» **WRITTEN INSTRUCTION**: Transcribe the records that follow. Keep every word exactly, and drop the pictures.

* START PROVIDED MATERIAL *

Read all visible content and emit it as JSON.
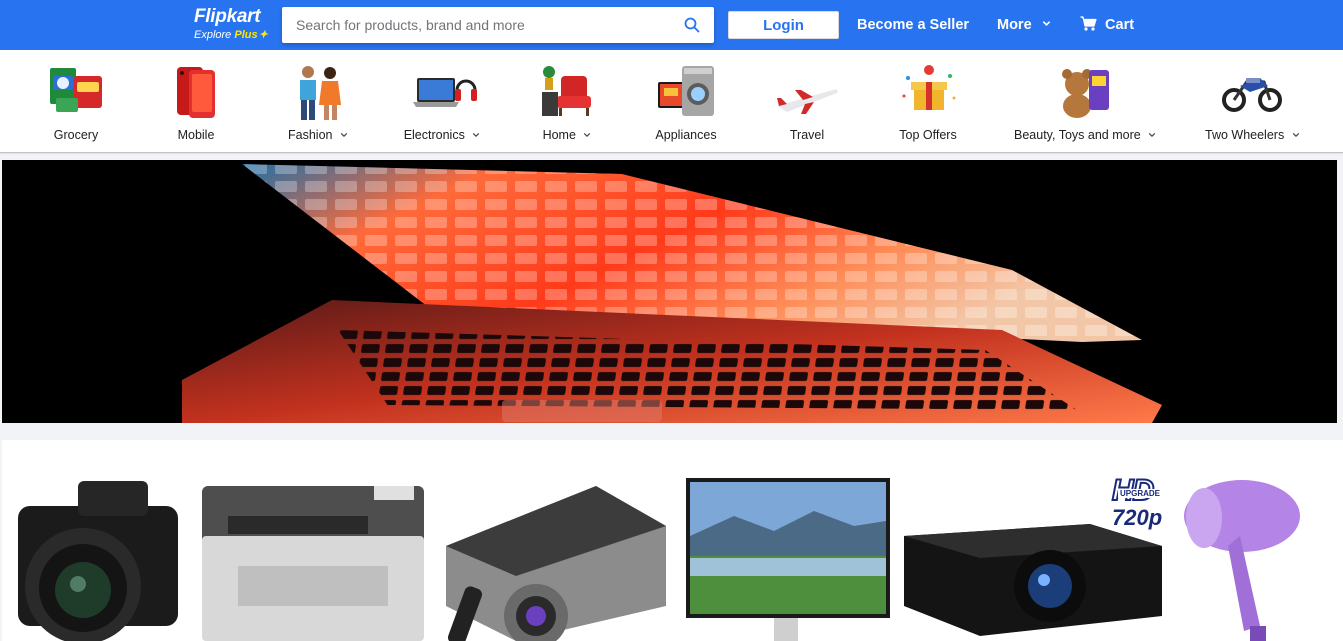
{
  "header": {
    "logo_text": "Flipkart",
    "logo_sub_explore": "Explore",
    "logo_sub_plus": "Plus",
    "search_placeholder": "Search for products, brand and more",
    "login_label": "Login",
    "seller_label": "Become a Seller",
    "more_label": "More",
    "cart_label": "Cart",
    "colors": {
      "brand_blue": "#2874f0",
      "accent_yellow": "#ffe500"
    }
  },
  "categories": [
    {
      "label": "Grocery",
      "has_dropdown": false,
      "icon": "grocery-icon"
    },
    {
      "label": "Mobile",
      "has_dropdown": false,
      "icon": "mobile-icon"
    },
    {
      "label": "Fashion",
      "has_dropdown": true,
      "icon": "fashion-icon"
    },
    {
      "label": "Electronics",
      "has_dropdown": true,
      "icon": "electronics-icon"
    },
    {
      "label": "Home",
      "has_dropdown": true,
      "icon": "home-icon"
    },
    {
      "label": "Appliances",
      "has_dropdown": false,
      "icon": "appliances-icon"
    },
    {
      "label": "Travel",
      "has_dropdown": false,
      "icon": "travel-icon"
    },
    {
      "label": "Top Offers",
      "has_dropdown": false,
      "icon": "top-offers-icon"
    },
    {
      "label": "Beauty, Toys and more",
      "has_dropdown": true,
      "icon": "beauty-toys-icon"
    },
    {
      "label": "Two Wheelers",
      "has_dropdown": true,
      "icon": "two-wheelers-icon"
    }
  ],
  "banner": {
    "image": "laptop-keyboard-banner"
  },
  "products": [
    {
      "image": "camera-image"
    },
    {
      "image": "printer-image"
    },
    {
      "image": "projector-image"
    },
    {
      "image": "monitor-image"
    },
    {
      "image": "hd-projector-image",
      "badge_top": "UPGRADE",
      "badge_hd": "HD",
      "badge_res": "720p"
    },
    {
      "image": "hair-dryer-image"
    }
  ]
}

* END PROVIDED MATERIAL *

» **RESPONSE TO THE TASK**:
Read all visible content and emit it as JSON.
{
  "header": {
    "logo_text": "Flipkart",
    "logo_sub_explore": "Explore",
    "logo_sub_plus": "Plus",
    "search_placeholder": "Search for products, brand and more",
    "login_label": "Login",
    "seller_label": "Become a Seller",
    "more_label": "More",
    "cart_label": "Cart",
    "colors": {
      "brand_blue": "#2874f0",
      "accent_yellow": "#ffe500"
    }
  },
  "categories": [
    {
      "label": "Grocery",
      "has_dropdown": false,
      "icon": "grocery-icon"
    },
    {
      "label": "Mobile",
      "has_dropdown": false,
      "icon": "mobile-icon"
    },
    {
      "label": "Fashion",
      "has_dropdown": true,
      "icon": "fashion-icon"
    },
    {
      "label": "Electronics",
      "has_dropdown": true,
      "icon": "electronics-icon"
    },
    {
      "label": "Home",
      "has_dropdown": true,
      "icon": "home-icon"
    },
    {
      "label": "Appliances",
      "has_dropdown": false,
      "icon": "appliances-icon"
    },
    {
      "label": "Travel",
      "has_dropdown": false,
      "icon": "travel-icon"
    },
    {
      "label": "Top Offers",
      "has_dropdown": false,
      "icon": "top-offers-icon"
    },
    {
      "label": "Beauty, Toys and more",
      "has_dropdown": true,
      "icon": "beauty-toys-icon"
    },
    {
      "label": "Two Wheelers",
      "has_dropdown": true,
      "icon": "two-wheelers-icon"
    }
  ],
  "banner": {
    "image": "laptop-keyboard-banner"
  },
  "products": [
    {
      "image": "camera-image"
    },
    {
      "image": "printer-image"
    },
    {
      "image": "projector-image"
    },
    {
      "image": "monitor-image"
    },
    {
      "image": "hd-projector-image",
      "badge_top": "UPGRADE",
      "badge_hd": "HD",
      "badge_res": "720p"
    },
    {
      "image": "hair-dryer-image"
    }
  ]
}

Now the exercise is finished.